- **Your objective**
Transcribe the records below exactly as they appear.

- **Data supplied**
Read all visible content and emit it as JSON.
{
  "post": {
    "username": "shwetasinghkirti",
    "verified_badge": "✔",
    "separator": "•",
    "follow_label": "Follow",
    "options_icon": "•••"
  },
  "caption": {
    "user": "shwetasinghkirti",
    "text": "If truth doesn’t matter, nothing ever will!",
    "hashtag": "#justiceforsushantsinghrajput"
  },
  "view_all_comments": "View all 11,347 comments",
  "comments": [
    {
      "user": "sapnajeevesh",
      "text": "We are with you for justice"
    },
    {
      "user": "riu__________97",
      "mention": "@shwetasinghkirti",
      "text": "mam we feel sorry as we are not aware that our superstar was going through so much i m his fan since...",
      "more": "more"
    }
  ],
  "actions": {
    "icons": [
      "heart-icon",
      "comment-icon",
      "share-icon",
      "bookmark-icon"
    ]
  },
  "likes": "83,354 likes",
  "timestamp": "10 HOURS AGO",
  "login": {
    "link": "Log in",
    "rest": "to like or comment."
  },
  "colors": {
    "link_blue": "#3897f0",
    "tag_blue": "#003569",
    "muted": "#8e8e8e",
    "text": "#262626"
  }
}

- **Written response**
Read all visible content and emit it as JSON.
{
  "post": {
    "username": "shwetasinghkirti",
    "verified_badge": "✔",
    "separator": "•",
    "follow_label": "Follow",
    "options_icon": "•••"
  },
  "caption": {
    "user": "shwetasinghkirti",
    "text": "If truth doesn’t matter, nothing ever will!",
    "hashtag": "#justiceforsushantsinghrajput"
  },
  "view_all_comments": "View all 11,347 comments",
  "comments": [
    {
      "user": "sapnajeevesh",
      "text": "We are with you for justice"
    },
    {
      "user": "riu__________97",
      "mention": "@shwetasinghkirti",
      "text": "mam we feel sorry as we are not aware that our superstar was going through so much i m his fan since...",
      "more": "more"
    }
  ],
  "actions": {
    "icons": [
      "heart-icon",
      "comment-icon",
      "share-icon",
      "bookmark-icon"
    ]
  },
  "likes": "83,354 likes",
  "timestamp": "10 HOURS AGO",
  "login": {
    "link": "Log in",
    "rest": "to like or comment."
  },
  "colors": {
    "link_blue": "#3897f0",
    "tag_blue": "#003569",
    "muted": "#8e8e8e",
    "text": "#262626"
  }
}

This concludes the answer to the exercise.